* **Given request**
Repeat all of the material exactly as given.

* **Records for this exercise**
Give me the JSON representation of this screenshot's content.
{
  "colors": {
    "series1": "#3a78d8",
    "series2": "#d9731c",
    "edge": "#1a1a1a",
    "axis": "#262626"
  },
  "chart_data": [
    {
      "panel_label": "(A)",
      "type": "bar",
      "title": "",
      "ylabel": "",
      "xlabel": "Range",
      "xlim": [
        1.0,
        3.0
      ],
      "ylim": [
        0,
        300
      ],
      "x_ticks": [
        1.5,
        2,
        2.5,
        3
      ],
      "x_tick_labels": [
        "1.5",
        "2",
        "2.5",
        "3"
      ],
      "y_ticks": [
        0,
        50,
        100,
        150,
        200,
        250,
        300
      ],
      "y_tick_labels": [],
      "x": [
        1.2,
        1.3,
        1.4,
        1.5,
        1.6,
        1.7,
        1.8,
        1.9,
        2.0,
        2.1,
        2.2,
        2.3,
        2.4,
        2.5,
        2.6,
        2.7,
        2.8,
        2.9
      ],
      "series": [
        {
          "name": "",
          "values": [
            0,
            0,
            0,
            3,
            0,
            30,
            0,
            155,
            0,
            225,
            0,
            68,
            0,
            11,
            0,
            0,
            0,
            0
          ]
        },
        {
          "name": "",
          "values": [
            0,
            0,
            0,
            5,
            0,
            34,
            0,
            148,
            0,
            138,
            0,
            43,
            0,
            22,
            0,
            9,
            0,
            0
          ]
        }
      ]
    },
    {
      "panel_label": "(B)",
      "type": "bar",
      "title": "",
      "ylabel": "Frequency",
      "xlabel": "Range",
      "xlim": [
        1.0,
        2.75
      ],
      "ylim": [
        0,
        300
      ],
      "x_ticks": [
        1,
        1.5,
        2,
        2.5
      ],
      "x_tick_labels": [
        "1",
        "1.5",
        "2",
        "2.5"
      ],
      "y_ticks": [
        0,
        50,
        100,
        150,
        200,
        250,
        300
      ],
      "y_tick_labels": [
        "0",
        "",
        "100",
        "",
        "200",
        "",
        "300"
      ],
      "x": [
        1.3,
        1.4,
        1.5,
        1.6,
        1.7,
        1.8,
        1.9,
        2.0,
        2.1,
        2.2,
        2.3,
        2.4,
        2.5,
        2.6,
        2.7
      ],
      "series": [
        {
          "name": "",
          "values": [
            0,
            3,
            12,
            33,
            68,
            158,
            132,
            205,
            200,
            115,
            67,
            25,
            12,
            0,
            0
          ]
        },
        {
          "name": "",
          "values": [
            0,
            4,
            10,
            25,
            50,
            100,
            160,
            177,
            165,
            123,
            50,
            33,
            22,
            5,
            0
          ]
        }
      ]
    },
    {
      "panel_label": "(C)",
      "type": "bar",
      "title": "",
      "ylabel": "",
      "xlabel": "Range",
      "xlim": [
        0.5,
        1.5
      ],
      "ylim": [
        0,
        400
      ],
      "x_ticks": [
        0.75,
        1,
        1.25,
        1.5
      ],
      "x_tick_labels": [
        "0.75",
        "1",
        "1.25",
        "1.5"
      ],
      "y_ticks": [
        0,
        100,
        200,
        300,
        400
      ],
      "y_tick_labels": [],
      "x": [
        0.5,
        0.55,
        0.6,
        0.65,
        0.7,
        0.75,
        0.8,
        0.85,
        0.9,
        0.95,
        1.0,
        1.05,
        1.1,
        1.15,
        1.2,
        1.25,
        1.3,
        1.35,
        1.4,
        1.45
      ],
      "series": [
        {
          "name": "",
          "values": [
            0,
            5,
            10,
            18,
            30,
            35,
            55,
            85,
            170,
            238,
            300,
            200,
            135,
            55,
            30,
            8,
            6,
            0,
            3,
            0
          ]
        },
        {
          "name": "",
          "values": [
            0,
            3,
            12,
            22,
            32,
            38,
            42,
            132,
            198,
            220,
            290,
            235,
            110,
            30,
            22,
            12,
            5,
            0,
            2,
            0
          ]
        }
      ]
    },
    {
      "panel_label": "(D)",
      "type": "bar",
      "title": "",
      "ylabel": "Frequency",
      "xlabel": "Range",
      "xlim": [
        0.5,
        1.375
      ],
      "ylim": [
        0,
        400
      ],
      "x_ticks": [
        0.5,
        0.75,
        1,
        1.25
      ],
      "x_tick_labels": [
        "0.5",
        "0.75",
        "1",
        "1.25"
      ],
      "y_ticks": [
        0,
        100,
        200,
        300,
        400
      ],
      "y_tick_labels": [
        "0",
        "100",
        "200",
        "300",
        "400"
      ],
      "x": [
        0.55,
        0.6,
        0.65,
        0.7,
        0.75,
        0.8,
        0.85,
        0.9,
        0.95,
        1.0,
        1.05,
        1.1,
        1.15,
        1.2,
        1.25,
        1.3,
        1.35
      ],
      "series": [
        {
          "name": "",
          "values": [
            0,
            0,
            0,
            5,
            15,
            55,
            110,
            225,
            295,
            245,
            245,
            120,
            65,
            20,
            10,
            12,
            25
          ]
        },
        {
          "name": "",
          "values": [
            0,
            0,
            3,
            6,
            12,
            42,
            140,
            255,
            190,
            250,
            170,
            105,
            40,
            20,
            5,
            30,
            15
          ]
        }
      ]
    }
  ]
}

* **Final result**
Give me the JSON representation of this screenshot's content.
{
  "colors": {
    "series1": "#3a78d8",
    "series2": "#d9731c",
    "edge": "#1a1a1a",
    "axis": "#262626"
  },
  "chart_data": [
    {
      "panel_label": "(A)",
      "type": "bar",
      "title": "",
      "ylabel": "",
      "xlabel": "Range",
      "xlim": [
        1.0,
        3.0
      ],
      "ylim": [
        0,
        300
      ],
      "x_ticks": [
        1.5,
        2,
        2.5,
        3
      ],
      "x_tick_labels": [
        "1.5",
        "2",
        "2.5",
        "3"
      ],
      "y_ticks": [
        0,
        50,
        100,
        150,
        200,
        250,
        300
      ],
      "y_tick_labels": [],
      "x": [
        1.2,
        1.3,
        1.4,
        1.5,
        1.6,
        1.7,
        1.8,
        1.9,
        2.0,
        2.1,
        2.2,
        2.3,
        2.4,
        2.5,
        2.6,
        2.7,
        2.8,
        2.9
      ],
      "series": [
        {
          "name": "",
          "values": [
            0,
            0,
            0,
            3,
            0,
            30,
            0,
            155,
            0,
            225,
            0,
            68,
            0,
            11,
            0,
            0,
            0,
            0
          ]
        },
        {
          "name": "",
          "values": [
            0,
            0,
            0,
            5,
            0,
            34,
            0,
            148,
            0,
            138,
            0,
            43,
            0,
            22,
            0,
            9,
            0,
            0
          ]
        }
      ]
    },
    {
      "panel_label": "(B)",
      "type": "bar",
      "title": "",
      "ylabel": "Frequency",
      "xlabel": "Range",
      "xlim": [
        1.0,
        2.75
      ],
      "ylim": [
        0,
        300
      ],
      "x_ticks": [
        1,
        1.5,
        2,
        2.5
      ],
      "x_tick_labels": [
        "1",
        "1.5",
        "2",
        "2.5"
      ],
      "y_ticks": [
        0,
        50,
        100,
        150,
        200,
        250,
        300
      ],
      "y_tick_labels": [
        "0",
        "",
        "100",
        "",
        "200",
        "",
        "300"
      ],
      "x": [
        1.3,
        1.4,
        1.5,
        1.6,
        1.7,
        1.8,
        1.9,
        2.0,
        2.1,
        2.2,
        2.3,
        2.4,
        2.5,
        2.6,
        2.7
      ],
      "series": [
        {
          "name": "",
          "values": [
            0,
            3,
            12,
            33,
            68,
            158,
            132,
            205,
            200,
            115,
            67,
            25,
            12,
            0,
            0
          ]
        },
        {
          "name": "",
          "values": [
            0,
            4,
            10,
            25,
            50,
            100,
            160,
            177,
            165,
            123,
            50,
            33,
            22,
            5,
            0
          ]
        }
      ]
    },
    {
      "panel_label": "(C)",
      "type": "bar",
      "title": "",
      "ylabel": "",
      "xlabel": "Range",
      "xlim": [
        0.5,
        1.5
      ],
      "ylim": [
        0,
        400
      ],
      "x_ticks": [
        0.75,
        1,
        1.25,
        1.5
      ],
      "x_tick_labels": [
        "0.75",
        "1",
        "1.25",
        "1.5"
      ],
      "y_ticks": [
        0,
        100,
        200,
        300,
        400
      ],
      "y_tick_labels": [],
      "x": [
        0.5,
        0.55,
        0.6,
        0.65,
        0.7,
        0.75,
        0.8,
        0.85,
        0.9,
        0.95,
        1.0,
        1.05,
        1.1,
        1.15,
        1.2,
        1.25,
        1.3,
        1.35,
        1.4,
        1.45
      ],
      "series": [
        {
          "name": "",
          "values": [
            0,
            5,
            10,
            18,
            30,
            35,
            55,
            85,
            170,
            238,
            300,
            200,
            135,
            55,
            30,
            8,
            6,
            0,
            3,
            0
          ]
        },
        {
          "name": "",
          "values": [
            0,
            3,
            12,
            22,
            32,
            38,
            42,
            132,
            198,
            220,
            290,
            235,
            110,
            30,
            22,
            12,
            5,
            0,
            2,
            0
          ]
        }
      ]
    },
    {
      "panel_label": "(D)",
      "type": "bar",
      "title": "",
      "ylabel": "Frequency",
      "xlabel": "Range",
      "xlim": [
        0.5,
        1.375
      ],
      "ylim": [
        0,
        400
      ],
      "x_ticks": [
        0.5,
        0.75,
        1,
        1.25
      ],
      "x_tick_labels": [
        "0.5",
        "0.75",
        "1",
        "1.25"
      ],
      "y_ticks": [
        0,
        100,
        200,
        300,
        400
      ],
      "y_tick_labels": [
        "0",
        "100",
        "200",
        "300",
        "400"
      ],
      "x": [
        0.55,
        0.6,
        0.65,
        0.7,
        0.75,
        0.8,
        0.85,
        0.9,
        0.95,
        1.0,
        1.05,
        1.1,
        1.15,
        1.2,
        1.25,
        1.3,
        1.35
      ],
      "series": [
        {
          "name": "",
          "values": [
            0,
            0,
            0,
            5,
            15,
            55,
            110,
            225,
            295,
            245,
            245,
            120,
            65,
            20,
            10,
            12,
            25
          ]
        },
        {
          "name": "",
          "values": [
            0,
            0,
            3,
            6,
            12,
            42,
            140,
            255,
            190,
            250,
            170,
            105,
            40,
            20,
            5,
            30,
            15
          ]
        }
      ]
    }
  ]
}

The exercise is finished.